◆ What to do ◆
Transcribe all records exactly.

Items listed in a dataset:
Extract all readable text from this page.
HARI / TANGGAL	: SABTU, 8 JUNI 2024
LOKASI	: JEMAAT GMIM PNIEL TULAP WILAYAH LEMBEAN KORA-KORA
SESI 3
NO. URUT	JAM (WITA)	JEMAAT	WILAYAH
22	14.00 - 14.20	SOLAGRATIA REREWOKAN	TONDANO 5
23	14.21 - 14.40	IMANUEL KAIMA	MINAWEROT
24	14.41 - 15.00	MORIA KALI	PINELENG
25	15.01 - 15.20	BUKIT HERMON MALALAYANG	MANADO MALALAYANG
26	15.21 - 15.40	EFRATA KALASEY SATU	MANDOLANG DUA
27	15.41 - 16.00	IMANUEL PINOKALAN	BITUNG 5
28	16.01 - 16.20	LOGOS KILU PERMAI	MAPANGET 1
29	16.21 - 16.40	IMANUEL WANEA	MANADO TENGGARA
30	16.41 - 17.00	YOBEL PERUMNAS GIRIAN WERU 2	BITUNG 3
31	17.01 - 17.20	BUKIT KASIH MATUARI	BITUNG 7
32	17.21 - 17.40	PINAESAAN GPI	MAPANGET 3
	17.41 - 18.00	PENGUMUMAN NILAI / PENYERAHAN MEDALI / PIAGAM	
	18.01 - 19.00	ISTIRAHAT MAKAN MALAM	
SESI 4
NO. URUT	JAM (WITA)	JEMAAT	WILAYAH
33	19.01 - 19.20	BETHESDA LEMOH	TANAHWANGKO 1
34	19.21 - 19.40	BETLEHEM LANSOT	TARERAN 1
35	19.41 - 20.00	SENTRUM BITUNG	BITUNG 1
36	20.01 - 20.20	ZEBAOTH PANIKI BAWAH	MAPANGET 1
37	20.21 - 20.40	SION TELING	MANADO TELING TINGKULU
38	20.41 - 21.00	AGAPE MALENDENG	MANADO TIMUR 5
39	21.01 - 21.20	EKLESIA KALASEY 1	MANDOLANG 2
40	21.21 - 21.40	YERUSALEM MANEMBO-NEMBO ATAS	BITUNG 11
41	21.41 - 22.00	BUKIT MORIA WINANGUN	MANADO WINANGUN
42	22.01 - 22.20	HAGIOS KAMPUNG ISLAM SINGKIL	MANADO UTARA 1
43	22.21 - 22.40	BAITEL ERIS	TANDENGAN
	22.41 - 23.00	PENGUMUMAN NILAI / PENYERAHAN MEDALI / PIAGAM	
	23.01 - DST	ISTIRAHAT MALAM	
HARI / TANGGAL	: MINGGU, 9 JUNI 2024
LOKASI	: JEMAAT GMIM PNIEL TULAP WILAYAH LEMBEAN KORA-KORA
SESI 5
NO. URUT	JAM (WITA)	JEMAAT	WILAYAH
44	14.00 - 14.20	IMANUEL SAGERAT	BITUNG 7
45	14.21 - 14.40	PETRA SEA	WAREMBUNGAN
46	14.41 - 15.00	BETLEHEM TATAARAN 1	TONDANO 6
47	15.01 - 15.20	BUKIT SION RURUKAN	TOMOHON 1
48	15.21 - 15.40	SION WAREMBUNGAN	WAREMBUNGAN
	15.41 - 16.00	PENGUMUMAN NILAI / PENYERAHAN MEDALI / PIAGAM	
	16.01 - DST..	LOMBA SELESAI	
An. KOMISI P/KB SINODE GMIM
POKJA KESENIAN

◆ Complete answer ◆
Extract all readable text from this page.
HARI / TANGGAL	: SABTU, 8 JUNI 2024
LOKASI	: JEMAAT GMIM PNIEL TULAP WILAYAH LEMBEAN KORA-KORA
SESI 3
NO. URUT	JAM (WITA)	JEMAAT	WILAYAH
22	14.00 - 14.20	SOLAGRATIA REREWOKAN	TONDANO 5
23	14.21 - 14.40	IMANUEL KAIMA	MINAWEROT
24	14.41 - 15.00	MORIA KALI	PINELENG
25	15.01 - 15.20	BUKIT HERMON MALALAYANG	MANADO MALALAYANG
26	15.21 - 15.40	EFRATA KALASEY SATU	MANDOLANG DUA
27	15.41 - 16.00	IMANUEL PINOKALAN	BITUNG 5
28	16.01 - 16.20	LOGOS KILU PERMAI	MAPANGET 1
29	16.21 - 16.40	IMANUEL WANEA	MANADO TENGGARA
30	16.41 - 17.00	YOBEL PERUMNAS GIRIAN WERU 2	BITUNG 3
31	17.01 - 17.20	BUKIT KASIH MATUARI	BITUNG 7
32	17.21 - 17.40	PINAESAAN GPI	MAPANGET 3
	17.41 - 18.00	PENGUMUMAN NILAI / PENYERAHAN MEDALI / PIAGAM	
	18.01 - 19.00	ISTIRAHAT MAKAN MALAM	
SESI 4
NO. URUT	JAM (WITA)	JEMAAT	WILAYAH
33	19.01 - 19.20	BETHESDA LEMOH	TANAHWANGKO 1
34	19.21 - 19.40	BETLEHEM LANSOT	TARERAN 1
35	19.41 - 20.00	SENTRUM BITUNG	BITUNG 1
36	20.01 - 20.20	ZEBAOTH PANIKI BAWAH	MAPANGET 1
37	20.21 - 20.40	SION TELING	MANADO TELING TINGKULU
38	20.41 - 21.00	AGAPE MALENDENG	MANADO TIMUR 5
39	21.01 - 21.20	EKLESIA KALASEY 1	MANDOLANG 2
40	21.21 - 21.40	YERUSALEM MANEMBO-NEMBO ATAS	BITUNG 11
41	21.41 - 22.00	BUKIT MORIA WINANGUN	MANADO WINANGUN
42	22.01 - 22.20	HAGIOS KAMPUNG ISLAM SINGKIL	MANADO UTARA 1
43	22.21 - 22.40	BAITEL ERIS	TANDENGAN
	22.41 - 23.00	PENGUMUMAN NILAI / PENYERAHAN MEDALI / PIAGAM	
	23.01 - DST	ISTIRAHAT MALAM	
HARI / TANGGAL	: MINGGU, 9 JUNI 2024
LOKASI	: JEMAAT GMIM PNIEL TULAP WILAYAH LEMBEAN KORA-KORA
SESI 5
NO. URUT	JAM (WITA)	JEMAAT	WILAYAH
44	14.00 - 14.20	IMANUEL SAGERAT	BITUNG 7
45	14.21 - 14.40	PETRA SEA	WAREMBUNGAN
46	14.41 - 15.00	BETLEHEM TATAARAN 1	TONDANO 6
47	15.01 - 15.20	BUKIT SION RURUKAN	TOMOHON 1
48	15.21 - 15.40	SION WAREMBUNGAN	WAREMBUNGAN
	15.41 - 16.00	PENGUMUMAN NILAI / PENYERAHAN MEDALI / PIAGAM	
	16.01 - DST..	LOMBA SELESAI	
An. KOMISI P/KB SINODE GMIM
POKJA KESENIAN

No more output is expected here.